__RAW DATA__.

------

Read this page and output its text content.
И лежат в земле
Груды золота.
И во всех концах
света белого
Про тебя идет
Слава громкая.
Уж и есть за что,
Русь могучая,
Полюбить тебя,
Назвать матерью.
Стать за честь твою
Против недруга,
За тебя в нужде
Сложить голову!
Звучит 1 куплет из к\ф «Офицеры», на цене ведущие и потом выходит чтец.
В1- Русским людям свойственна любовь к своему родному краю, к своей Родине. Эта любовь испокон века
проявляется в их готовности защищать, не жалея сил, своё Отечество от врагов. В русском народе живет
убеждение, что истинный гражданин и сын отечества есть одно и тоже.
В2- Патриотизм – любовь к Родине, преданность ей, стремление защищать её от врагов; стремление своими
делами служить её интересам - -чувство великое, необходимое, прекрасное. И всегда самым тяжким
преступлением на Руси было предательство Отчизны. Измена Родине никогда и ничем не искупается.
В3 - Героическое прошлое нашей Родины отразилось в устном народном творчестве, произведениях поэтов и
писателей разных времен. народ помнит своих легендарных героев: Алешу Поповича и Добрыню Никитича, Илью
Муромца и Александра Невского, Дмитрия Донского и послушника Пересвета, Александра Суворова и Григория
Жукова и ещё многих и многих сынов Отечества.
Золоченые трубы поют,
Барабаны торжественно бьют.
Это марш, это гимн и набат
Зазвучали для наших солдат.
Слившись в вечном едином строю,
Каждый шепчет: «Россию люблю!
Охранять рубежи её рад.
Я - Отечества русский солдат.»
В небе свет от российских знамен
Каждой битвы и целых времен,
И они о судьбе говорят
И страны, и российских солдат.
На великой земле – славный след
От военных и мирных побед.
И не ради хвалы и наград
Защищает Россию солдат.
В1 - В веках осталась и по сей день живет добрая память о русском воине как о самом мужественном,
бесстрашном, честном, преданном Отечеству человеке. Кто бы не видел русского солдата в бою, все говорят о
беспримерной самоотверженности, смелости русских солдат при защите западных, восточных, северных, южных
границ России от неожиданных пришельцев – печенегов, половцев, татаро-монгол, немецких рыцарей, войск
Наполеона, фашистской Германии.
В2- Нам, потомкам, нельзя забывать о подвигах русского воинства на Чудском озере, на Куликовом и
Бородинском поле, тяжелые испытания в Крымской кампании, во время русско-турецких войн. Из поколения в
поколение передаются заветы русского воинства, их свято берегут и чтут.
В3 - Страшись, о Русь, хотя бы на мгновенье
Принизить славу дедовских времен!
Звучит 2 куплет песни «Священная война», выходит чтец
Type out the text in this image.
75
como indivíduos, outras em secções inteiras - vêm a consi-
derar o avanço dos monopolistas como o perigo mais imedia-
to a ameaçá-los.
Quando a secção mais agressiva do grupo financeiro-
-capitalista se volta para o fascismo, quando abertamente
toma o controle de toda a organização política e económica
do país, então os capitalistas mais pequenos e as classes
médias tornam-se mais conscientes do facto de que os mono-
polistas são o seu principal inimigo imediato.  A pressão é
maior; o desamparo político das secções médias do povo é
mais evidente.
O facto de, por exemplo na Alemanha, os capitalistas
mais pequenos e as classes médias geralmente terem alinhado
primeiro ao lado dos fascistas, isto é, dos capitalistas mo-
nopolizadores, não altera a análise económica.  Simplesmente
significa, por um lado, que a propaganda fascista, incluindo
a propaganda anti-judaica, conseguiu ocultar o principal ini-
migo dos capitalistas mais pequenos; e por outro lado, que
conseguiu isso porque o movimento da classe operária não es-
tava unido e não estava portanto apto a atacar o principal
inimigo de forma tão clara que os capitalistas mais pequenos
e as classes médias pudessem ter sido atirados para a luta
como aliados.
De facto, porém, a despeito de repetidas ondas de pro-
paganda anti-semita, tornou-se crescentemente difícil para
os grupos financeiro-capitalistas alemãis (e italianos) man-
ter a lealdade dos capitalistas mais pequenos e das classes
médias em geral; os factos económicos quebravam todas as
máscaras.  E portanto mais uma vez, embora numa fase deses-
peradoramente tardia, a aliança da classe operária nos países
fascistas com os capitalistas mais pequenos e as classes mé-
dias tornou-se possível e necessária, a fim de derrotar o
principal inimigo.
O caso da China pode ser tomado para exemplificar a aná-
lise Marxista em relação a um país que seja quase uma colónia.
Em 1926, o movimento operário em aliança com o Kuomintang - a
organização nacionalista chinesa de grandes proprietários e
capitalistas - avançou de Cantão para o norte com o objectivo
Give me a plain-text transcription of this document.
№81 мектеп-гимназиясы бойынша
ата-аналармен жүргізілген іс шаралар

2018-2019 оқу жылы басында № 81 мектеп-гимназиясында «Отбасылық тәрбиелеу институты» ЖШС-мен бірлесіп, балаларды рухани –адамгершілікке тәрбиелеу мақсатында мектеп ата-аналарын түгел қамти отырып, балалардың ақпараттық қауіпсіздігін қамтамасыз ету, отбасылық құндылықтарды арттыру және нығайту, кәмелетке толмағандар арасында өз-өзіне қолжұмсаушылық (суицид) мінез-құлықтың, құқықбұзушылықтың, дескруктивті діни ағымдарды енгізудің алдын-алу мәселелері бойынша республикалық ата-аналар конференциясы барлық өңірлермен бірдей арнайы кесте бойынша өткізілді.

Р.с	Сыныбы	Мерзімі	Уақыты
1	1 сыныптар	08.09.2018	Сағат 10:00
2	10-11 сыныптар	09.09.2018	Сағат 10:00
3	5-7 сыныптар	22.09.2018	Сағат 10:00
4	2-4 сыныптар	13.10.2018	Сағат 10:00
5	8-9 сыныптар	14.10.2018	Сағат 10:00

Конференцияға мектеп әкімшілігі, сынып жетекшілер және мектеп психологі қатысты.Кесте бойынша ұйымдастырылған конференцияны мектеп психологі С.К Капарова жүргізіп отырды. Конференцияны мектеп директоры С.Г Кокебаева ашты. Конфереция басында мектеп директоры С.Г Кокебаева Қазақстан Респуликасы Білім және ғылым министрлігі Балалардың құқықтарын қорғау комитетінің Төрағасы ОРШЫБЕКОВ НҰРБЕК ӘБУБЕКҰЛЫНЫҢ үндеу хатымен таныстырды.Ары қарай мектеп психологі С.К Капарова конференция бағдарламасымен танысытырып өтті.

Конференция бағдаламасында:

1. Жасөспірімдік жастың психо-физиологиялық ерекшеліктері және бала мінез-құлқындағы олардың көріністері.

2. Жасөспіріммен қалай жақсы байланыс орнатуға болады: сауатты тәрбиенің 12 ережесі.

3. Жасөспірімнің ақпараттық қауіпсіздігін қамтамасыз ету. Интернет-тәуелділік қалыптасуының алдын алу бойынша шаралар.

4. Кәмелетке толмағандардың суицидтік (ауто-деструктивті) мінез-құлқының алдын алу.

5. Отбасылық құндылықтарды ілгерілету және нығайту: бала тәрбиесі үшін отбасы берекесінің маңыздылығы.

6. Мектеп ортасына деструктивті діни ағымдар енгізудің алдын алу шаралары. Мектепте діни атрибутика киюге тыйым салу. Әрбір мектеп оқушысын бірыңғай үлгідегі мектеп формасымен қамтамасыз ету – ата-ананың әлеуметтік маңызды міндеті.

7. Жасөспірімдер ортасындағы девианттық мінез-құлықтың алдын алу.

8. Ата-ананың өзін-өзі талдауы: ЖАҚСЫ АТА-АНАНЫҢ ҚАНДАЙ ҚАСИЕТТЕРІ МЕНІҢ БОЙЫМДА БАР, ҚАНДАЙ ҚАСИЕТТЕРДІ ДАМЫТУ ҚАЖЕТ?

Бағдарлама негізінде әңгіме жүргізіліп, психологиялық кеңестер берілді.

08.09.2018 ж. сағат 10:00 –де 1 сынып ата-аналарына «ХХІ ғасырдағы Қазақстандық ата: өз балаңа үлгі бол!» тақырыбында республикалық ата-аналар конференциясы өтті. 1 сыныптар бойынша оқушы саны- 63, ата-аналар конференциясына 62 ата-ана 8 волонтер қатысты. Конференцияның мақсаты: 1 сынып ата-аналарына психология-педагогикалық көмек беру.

------

__EXERCISE DIRECTIONS__. Report how many lines of the listing hold the word "financeiro", with nothing but the number.

__EXERCISE ANSWER__. 2